#### Part of a data file
--------------------------------

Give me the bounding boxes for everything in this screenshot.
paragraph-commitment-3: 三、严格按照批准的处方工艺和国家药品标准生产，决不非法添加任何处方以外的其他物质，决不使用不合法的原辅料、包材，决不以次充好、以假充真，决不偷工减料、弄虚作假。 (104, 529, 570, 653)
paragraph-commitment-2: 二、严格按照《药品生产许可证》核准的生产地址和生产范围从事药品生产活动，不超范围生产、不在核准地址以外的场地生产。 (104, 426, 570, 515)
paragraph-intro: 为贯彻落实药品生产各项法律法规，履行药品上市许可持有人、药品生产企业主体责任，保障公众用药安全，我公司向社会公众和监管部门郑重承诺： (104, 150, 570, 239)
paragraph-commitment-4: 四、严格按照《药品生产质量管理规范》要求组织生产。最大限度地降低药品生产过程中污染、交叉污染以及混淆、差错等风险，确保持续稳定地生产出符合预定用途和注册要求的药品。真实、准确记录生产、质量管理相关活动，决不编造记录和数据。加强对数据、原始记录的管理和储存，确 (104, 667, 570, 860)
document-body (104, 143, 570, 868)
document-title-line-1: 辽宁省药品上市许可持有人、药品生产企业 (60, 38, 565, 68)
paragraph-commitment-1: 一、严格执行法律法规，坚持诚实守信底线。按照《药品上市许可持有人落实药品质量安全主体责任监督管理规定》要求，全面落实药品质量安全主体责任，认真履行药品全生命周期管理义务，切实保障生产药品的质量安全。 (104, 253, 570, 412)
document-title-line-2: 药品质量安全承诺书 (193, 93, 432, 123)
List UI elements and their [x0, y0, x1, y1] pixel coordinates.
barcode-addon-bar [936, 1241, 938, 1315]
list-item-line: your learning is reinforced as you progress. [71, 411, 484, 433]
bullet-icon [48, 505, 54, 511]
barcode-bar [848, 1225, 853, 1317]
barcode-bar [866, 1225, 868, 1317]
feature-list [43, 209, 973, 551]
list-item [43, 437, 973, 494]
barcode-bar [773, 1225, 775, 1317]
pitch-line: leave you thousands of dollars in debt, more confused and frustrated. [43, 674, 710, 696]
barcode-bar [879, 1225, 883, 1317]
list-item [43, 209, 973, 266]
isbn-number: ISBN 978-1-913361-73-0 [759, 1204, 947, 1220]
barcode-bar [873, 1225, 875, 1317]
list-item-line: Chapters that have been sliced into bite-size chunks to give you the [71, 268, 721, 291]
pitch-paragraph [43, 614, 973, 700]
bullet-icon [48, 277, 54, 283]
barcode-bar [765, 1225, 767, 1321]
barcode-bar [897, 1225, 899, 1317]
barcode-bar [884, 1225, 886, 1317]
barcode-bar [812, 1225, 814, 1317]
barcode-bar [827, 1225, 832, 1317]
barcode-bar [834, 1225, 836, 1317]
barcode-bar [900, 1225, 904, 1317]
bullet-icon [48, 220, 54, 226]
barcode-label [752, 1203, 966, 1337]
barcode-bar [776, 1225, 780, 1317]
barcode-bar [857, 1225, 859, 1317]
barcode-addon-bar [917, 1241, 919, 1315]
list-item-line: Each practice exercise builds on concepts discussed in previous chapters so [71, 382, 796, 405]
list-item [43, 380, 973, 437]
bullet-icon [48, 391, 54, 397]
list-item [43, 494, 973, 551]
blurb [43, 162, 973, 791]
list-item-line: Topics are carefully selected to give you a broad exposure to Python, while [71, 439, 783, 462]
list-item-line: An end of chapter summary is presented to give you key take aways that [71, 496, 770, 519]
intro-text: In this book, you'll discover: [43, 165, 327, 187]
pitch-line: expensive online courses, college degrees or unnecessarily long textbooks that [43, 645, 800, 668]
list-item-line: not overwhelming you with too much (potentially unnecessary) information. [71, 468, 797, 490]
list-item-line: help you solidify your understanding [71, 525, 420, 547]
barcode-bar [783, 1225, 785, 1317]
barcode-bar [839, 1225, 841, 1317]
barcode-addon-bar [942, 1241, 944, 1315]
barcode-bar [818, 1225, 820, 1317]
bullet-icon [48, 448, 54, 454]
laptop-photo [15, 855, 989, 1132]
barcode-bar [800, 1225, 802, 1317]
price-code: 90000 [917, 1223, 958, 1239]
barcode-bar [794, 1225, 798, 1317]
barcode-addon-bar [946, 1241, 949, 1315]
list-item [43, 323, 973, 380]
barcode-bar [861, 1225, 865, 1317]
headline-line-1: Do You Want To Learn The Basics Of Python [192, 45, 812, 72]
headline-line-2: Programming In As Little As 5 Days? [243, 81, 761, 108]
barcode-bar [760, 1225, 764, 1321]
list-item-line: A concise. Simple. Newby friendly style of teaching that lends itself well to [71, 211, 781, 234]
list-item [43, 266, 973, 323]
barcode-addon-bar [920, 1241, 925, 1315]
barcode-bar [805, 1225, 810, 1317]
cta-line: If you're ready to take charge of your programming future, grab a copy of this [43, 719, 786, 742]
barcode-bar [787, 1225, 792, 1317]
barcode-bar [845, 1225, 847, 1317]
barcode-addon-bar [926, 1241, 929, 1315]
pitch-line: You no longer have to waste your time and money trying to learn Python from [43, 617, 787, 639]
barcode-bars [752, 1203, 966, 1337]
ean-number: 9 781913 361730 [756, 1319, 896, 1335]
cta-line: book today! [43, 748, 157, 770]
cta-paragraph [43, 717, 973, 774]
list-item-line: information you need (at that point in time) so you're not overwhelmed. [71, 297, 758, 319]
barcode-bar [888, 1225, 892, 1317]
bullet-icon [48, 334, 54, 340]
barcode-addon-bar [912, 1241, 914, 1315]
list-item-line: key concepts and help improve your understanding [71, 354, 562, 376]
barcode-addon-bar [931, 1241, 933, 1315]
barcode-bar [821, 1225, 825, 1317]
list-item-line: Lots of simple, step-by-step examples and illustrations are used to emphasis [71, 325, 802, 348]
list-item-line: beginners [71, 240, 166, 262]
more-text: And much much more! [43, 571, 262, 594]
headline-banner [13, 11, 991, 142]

--------------------------------

#### Given instruction
Write out all the records again, putting "bullet-dot" in place of every "bullet-icon" and leaving everything else the same.

#### Full answer
Give me the bounding boxes for everything in this screenshot.
paragraph-commitment-3: 三、严格按照批准的处方工艺和国家药品标准生产，决不非法添加任何处方以外的其他物质，决不使用不合法的原辅料、包材，决不以次充好、以假充真，决不偷工减料、弄虚作假。 (104, 529, 570, 653)
paragraph-commitment-2: 二、严格按照《药品生产许可证》核准的生产地址和生产范围从事药品生产活动，不超范围生产、不在核准地址以外的场地生产。 (104, 426, 570, 515)
paragraph-intro: 为贯彻落实药品生产各项法律法规，履行药品上市许可持有人、药品生产企业主体责任，保障公众用药安全，我公司向社会公众和监管部门郑重承诺： (104, 150, 570, 239)
paragraph-commitment-4: 四、严格按照《药品生产质量管理规范》要求组织生产。最大限度地降低药品生产过程中污染、交叉污染以及混淆、差错等风险，确保持续稳定地生产出符合预定用途和注册要求的药品。真实、准确记录生产、质量管理相关活动，决不编造记录和数据。加强对数据、原始记录的管理和储存，确 (104, 667, 570, 860)
document-body (104, 143, 570, 868)
document-title-line-1: 辽宁省药品上市许可持有人、药品生产企业 (60, 38, 565, 68)
paragraph-commitment-1: 一、严格执行法律法规，坚持诚实守信底线。按照《药品上市许可持有人落实药品质量安全主体责任监督管理规定》要求，全面落实药品质量安全主体责任，认真履行药品全生命周期管理义务，切实保障生产药品的质量安全。 (104, 253, 570, 412)
document-title-line-2: 药品质量安全承诺书 (193, 93, 432, 123)
List UI elements and their [x0, y0, x1, y1] pixel coordinates.
barcode-addon-bar [936, 1241, 938, 1315]
list-item-line: your learning is reinforced as you progress. [71, 411, 484, 433]
bullet-dot [48, 505, 54, 511]
barcode-bar [848, 1225, 853, 1317]
barcode-bar [866, 1225, 868, 1317]
feature-list [43, 209, 973, 551]
list-item [43, 437, 973, 494]
barcode-bar [773, 1225, 775, 1317]
pitch-line: leave you thousands of dollars in debt, more confused and frustrated. [43, 674, 710, 696]
barcode-bar [879, 1225, 883, 1317]
list-item [43, 209, 973, 266]
isbn-number: ISBN 978-1-913361-73-0 [759, 1204, 947, 1220]
barcode-bar [873, 1225, 875, 1317]
list-item-line: Chapters that have been sliced into bite-size chunks to give you the [71, 268, 721, 291]
pitch-paragraph [43, 614, 973, 700]
bullet-dot [48, 277, 54, 283]
barcode-bar [765, 1225, 767, 1321]
barcode-bar [897, 1225, 899, 1317]
barcode-bar [884, 1225, 886, 1317]
barcode-bar [812, 1225, 814, 1317]
barcode-bar [827, 1225, 832, 1317]
barcode-bar [834, 1225, 836, 1317]
barcode-bar [900, 1225, 904, 1317]
bullet-dot [48, 220, 54, 226]
barcode-label [752, 1203, 966, 1337]
barcode-bar [776, 1225, 780, 1317]
barcode-bar [857, 1225, 859, 1317]
barcode-addon-bar [917, 1241, 919, 1315]
list-item-line: Each practice exercise builds on concepts discussed in previous chapters so [71, 382, 796, 405]
list-item [43, 380, 973, 437]
bullet-dot [48, 391, 54, 397]
list-item [43, 494, 973, 551]
blurb [43, 162, 973, 791]
list-item-line: Topics are carefully selected to give you a broad exposure to Python, while [71, 439, 783, 462]
list-item-line: An end of chapter summary is presented to give you key take aways that [71, 496, 770, 519]
intro-text: In this book, you'll discover: [43, 165, 327, 187]
pitch-line: expensive online courses, college degrees or unnecessarily long textbooks that [43, 645, 800, 668]
list-item-line: not overwhelming you with too much (potentially unnecessary) information. [71, 468, 797, 490]
list-item-line: help you solidify your understanding [71, 525, 420, 547]
barcode-bar [783, 1225, 785, 1317]
barcode-bar [839, 1225, 841, 1317]
barcode-addon-bar [942, 1241, 944, 1315]
barcode-bar [818, 1225, 820, 1317]
bullet-dot [48, 448, 54, 454]
laptop-photo [15, 855, 989, 1132]
barcode-bar [800, 1225, 802, 1317]
price-code: 90000 [917, 1223, 958, 1239]
barcode-bar [794, 1225, 798, 1317]
barcode-addon-bar [946, 1241, 949, 1315]
list-item [43, 323, 973, 380]
barcode-bar [861, 1225, 865, 1317]
headline-line-1: Do You Want To Learn The Basics Of Python [192, 45, 812, 72]
headline-line-2: Programming In As Little As 5 Days? [243, 81, 761, 108]
barcode-bar [760, 1225, 764, 1321]
list-item-line: A concise. Simple. Newby friendly style of teaching that lends itself well to [71, 211, 781, 234]
list-item [43, 266, 973, 323]
barcode-addon-bar [920, 1241, 925, 1315]
barcode-bar [805, 1225, 810, 1317]
cta-line: If you're ready to take charge of your programming future, grab a copy of this [43, 719, 786, 742]
barcode-bar [787, 1225, 792, 1317]
barcode-bar [845, 1225, 847, 1317]
barcode-addon-bar [926, 1241, 929, 1315]
pitch-line: You no longer have to waste your time and money trying to learn Python from [43, 617, 787, 639]
barcode-bars [752, 1203, 966, 1337]
ean-number: 9 781913 361730 [756, 1319, 896, 1335]
cta-line: book today! [43, 748, 157, 770]
cta-paragraph [43, 717, 973, 774]
list-item-line: information you need (at that point in time) so you're not overwhelmed. [71, 297, 758, 319]
barcode-bar [888, 1225, 892, 1317]
bullet-dot [48, 334, 54, 340]
barcode-addon-bar [912, 1241, 914, 1315]
list-item-line: key concepts and help improve your understanding [71, 354, 562, 376]
barcode-addon-bar [931, 1241, 933, 1315]
barcode-bar [821, 1225, 825, 1317]
list-item-line: Lots of simple, step-by-step examples and illustrations are used to emphasis [71, 325, 802, 348]
list-item-line: beginners [71, 240, 166, 262]
more-text: And much much more! [43, 571, 262, 594]
headline-banner [13, 11, 991, 142]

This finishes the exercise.